--- START OF DATA ENTRIES ---

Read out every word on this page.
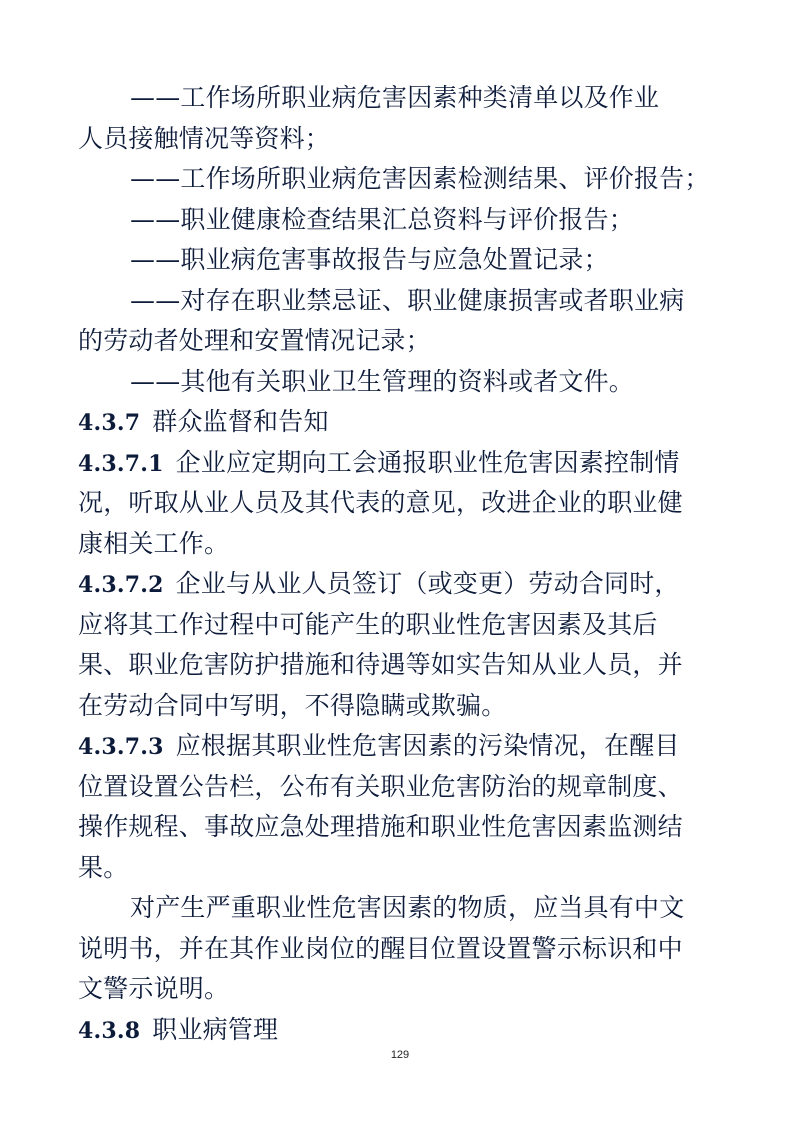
——工作场所职业病危害因素种类清单以及作业
人员接触情况等资料；
——工作场所职业病危害因素检测结果、评价报告；
——职业健康检查结果汇总资料与评价报告；
——职业病危害事故报告与应急处置记录；
——对存在职业禁忌证、职业健康损害或者职业病
的劳动者处理和安置情况记录；
——其他有关职业卫生管理的资料或者文件。
4.3.7 群众监督和告知
4.3.7.1 企业应定期向工会通报职业性危害因素控制情
况，听取从业人员及其代表的意见，改进企业的职业健
康相关工作。
4.3.7.2 企业与从业人员签订（或变更）劳动合同时，
应将其工作过程中可能产生的职业性危害因素及其后
果、职业危害防护措施和待遇等如实告知从业人员，并
在劳动合同中写明，不得隐瞒或欺骗。
4.3.7.3 应根据其职业性危害因素的污染情况，在醒目
位置设置公告栏，公布有关职业危害防治的规章制度、
操作规程、事故应急处理措施和职业性危害因素监测结
果。
对产生严重职业性危害因素的物质，应当具有中文
说明书，并在其作业岗位的醒目位置设置警示标识和中
文警示说明。
4.3.8 职业病管理
129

--- END OF DATA ENTRIES ---

▶ DIRECTIVE
Output all of the records exactly as they appear above, but not the pictures.

▶ ANSWER TO THIS EXERCISE
Read out every word on this page.
——工作场所职业病危害因素种类清单以及作业
人员接触情况等资料；
——工作场所职业病危害因素检测结果、评价报告；
——职业健康检查结果汇总资料与评价报告；
——职业病危害事故报告与应急处置记录；
——对存在职业禁忌证、职业健康损害或者职业病
的劳动者处理和安置情况记录；
——其他有关职业卫生管理的资料或者文件。
4.3.7 群众监督和告知
4.3.7.1 企业应定期向工会通报职业性危害因素控制情
况，听取从业人员及其代表的意见，改进企业的职业健
康相关工作。
4.3.7.2 企业与从业人员签订（或变更）劳动合同时，
应将其工作过程中可能产生的职业性危害因素及其后
果、职业危害防护措施和待遇等如实告知从业人员，并
在劳动合同中写明，不得隐瞒或欺骗。
4.3.7.3 应根据其职业性危害因素的污染情况，在醒目
位置设置公告栏，公布有关职业危害防治的规章制度、
操作规程、事故应急处理措施和职业性危害因素监测结
果。
对产生严重职业性危害因素的物质，应当具有中文
说明书，并在其作业岗位的醒目位置设置警示标识和中
文警示说明。
4.3.8 职业病管理
129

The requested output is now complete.